**Exercise input:**
=====

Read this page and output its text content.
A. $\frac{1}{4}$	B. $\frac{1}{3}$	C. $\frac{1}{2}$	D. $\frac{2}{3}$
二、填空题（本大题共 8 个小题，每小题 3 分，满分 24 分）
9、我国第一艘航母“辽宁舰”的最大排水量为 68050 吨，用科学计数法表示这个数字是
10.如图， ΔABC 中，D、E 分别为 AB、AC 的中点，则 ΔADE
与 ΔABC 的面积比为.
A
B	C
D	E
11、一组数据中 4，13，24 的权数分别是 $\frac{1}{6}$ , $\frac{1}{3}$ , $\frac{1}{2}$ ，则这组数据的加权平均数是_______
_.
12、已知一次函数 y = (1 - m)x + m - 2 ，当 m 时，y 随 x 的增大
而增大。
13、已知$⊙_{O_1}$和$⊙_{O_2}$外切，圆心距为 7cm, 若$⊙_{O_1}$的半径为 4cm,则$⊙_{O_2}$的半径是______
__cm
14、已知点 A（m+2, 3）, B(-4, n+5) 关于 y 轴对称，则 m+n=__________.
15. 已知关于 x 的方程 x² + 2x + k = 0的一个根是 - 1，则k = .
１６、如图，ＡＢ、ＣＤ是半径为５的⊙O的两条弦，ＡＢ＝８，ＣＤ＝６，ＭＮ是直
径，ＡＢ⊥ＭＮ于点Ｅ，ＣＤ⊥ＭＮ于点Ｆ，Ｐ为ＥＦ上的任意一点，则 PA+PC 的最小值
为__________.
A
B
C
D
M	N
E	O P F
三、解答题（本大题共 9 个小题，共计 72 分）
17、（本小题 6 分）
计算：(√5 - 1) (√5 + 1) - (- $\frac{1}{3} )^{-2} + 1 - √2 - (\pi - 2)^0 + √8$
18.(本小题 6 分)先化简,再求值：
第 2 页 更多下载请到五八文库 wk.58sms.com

=====

**Problem details:**
Copy all the records above precisely.

**Completed exercise:**
Read this page and output its text content.
A. $\frac{1}{4}$	B. $\frac{1}{3}$	C. $\frac{1}{2}$	D. $\frac{2}{3}$
二、填空题（本大题共 8 个小题，每小题 3 分，满分 24 分）
9、我国第一艘航母“辽宁舰”的最大排水量为 68050 吨，用科学计数法表示这个数字是
10.如图， ΔABC 中，D、E 分别为 AB、AC 的中点，则 ΔADE
与 ΔABC 的面积比为.
A
B	C
D	E
11、一组数据中 4，13，24 的权数分别是 $\frac{1}{6}$ , $\frac{1}{3}$ , $\frac{1}{2}$ ，则这组数据的加权平均数是_______
_.
12、已知一次函数 y = (1 - m)x + m - 2 ，当 m 时，y 随 x 的增大
而增大。
13、已知$⊙_{O_1}$和$⊙_{O_2}$外切，圆心距为 7cm, 若$⊙_{O_1}$的半径为 4cm,则$⊙_{O_2}$的半径是______
__cm
14、已知点 A（m+2, 3）, B(-4, n+5) 关于 y 轴对称，则 m+n=__________.
15. 已知关于 x 的方程 x² + 2x + k = 0的一个根是 - 1，则k = .
１６、如图，ＡＢ、ＣＤ是半径为５的⊙O的两条弦，ＡＢ＝８，ＣＤ＝６，ＭＮ是直
径，ＡＢ⊥ＭＮ于点Ｅ，ＣＤ⊥ＭＮ于点Ｆ，Ｐ为ＥＦ上的任意一点，则 PA+PC 的最小值
为__________.
A
B
C
D
M	N
E	O P F
三、解答题（本大题共 9 个小题，共计 72 分）
17、（本小题 6 分）
计算：(√5 - 1) (√5 + 1) - (- $\frac{1}{3} )^{-2} + 1 - √2 - (\pi - 2)^0 + √8$
18.(本小题 6 分)先化简,再求值：
第 2 页 更多下载请到五八文库 wk.58sms.com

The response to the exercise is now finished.